BRIEF
Reproduce the data word for word, from its first line through the line that contains "red-player-name: 蒋 川 — [354, 823, 465, 915]", including both of those lines.

Dataset entries

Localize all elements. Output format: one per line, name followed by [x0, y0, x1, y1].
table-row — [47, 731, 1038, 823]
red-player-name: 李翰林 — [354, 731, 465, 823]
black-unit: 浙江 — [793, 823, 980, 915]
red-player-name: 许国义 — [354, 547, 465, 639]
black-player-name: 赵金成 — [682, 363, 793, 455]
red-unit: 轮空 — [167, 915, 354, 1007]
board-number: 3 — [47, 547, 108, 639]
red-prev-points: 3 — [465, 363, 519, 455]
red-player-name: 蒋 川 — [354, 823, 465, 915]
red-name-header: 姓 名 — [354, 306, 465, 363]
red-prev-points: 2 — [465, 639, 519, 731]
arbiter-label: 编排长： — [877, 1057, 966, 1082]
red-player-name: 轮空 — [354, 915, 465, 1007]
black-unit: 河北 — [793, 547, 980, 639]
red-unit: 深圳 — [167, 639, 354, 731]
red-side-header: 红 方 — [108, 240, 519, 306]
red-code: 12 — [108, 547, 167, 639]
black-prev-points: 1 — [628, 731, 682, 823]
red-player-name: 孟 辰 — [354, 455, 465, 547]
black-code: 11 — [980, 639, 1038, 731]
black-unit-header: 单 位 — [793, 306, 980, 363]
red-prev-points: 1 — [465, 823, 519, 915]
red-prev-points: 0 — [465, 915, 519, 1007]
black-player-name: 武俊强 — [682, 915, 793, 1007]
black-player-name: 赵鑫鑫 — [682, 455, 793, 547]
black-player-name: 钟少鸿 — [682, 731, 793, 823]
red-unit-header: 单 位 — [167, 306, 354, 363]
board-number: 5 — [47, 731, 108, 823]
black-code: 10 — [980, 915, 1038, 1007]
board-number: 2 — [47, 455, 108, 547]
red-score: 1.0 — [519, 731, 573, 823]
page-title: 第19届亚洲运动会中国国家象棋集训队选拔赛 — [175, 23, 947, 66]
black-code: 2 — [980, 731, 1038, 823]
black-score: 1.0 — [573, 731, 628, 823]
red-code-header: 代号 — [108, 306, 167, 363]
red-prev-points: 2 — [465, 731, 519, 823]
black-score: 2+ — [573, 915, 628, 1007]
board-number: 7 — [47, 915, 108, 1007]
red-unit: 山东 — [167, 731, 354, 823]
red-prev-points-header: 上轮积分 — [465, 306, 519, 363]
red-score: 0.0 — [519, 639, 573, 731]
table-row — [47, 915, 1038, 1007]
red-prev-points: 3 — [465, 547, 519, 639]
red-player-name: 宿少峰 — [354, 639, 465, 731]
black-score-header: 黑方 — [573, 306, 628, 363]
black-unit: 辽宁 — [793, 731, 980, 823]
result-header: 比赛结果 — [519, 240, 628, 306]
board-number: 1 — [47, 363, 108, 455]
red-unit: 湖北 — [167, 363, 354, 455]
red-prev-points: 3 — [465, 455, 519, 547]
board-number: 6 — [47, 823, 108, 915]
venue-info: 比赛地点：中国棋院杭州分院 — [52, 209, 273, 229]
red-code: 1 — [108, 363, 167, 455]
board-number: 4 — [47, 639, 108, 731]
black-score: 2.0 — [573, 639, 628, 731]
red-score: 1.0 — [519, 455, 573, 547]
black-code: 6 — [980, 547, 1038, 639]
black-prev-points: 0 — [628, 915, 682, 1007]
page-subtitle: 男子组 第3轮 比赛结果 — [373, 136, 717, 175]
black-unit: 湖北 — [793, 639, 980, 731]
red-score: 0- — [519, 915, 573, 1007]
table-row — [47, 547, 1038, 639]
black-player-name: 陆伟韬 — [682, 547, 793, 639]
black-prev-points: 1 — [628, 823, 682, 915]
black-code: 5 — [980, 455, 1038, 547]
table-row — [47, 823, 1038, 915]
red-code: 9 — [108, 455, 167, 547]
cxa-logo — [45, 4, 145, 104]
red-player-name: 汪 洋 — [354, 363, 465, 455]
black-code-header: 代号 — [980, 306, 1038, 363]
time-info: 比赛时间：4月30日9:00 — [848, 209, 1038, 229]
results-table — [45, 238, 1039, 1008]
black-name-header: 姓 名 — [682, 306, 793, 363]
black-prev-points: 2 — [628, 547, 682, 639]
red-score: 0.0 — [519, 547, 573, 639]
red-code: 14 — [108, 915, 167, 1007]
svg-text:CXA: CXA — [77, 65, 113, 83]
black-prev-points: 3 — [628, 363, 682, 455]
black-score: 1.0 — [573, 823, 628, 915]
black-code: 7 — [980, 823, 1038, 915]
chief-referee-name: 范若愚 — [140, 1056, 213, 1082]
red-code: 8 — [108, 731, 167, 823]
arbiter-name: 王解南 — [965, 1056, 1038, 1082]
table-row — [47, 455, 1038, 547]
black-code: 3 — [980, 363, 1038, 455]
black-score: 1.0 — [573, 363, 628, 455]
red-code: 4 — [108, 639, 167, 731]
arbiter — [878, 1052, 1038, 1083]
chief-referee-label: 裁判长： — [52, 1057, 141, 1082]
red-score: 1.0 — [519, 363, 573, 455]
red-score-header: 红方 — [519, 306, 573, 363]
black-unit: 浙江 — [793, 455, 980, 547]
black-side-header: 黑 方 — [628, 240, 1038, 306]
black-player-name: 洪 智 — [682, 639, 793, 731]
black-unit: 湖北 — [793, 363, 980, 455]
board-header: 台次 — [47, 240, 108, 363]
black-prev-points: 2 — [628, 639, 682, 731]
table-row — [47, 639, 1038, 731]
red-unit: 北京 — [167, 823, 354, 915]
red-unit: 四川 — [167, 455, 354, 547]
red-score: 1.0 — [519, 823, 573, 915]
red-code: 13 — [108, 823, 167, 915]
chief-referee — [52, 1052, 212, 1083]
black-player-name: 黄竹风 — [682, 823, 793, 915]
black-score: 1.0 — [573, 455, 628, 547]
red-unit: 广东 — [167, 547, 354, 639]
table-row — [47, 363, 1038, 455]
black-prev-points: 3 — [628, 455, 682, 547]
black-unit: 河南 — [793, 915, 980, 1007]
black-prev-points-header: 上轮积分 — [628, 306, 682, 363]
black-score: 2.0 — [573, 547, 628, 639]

FULL ANSWER
Localize all elements. Output format: one per line, name followed by [x0, y0, x1, y1].
table-row — [47, 731, 1038, 823]
red-player-name: 李翰林 — [354, 731, 465, 823]
black-unit: 浙江 — [793, 823, 980, 915]
red-player-name: 许国义 — [354, 547, 465, 639]
black-player-name: 赵金成 — [682, 363, 793, 455]
red-unit: 轮空 — [167, 915, 354, 1007]
board-number: 3 — [47, 547, 108, 639]
red-prev-points: 3 — [465, 363, 519, 455]
red-player-name: 蒋 川 — [354, 823, 465, 915]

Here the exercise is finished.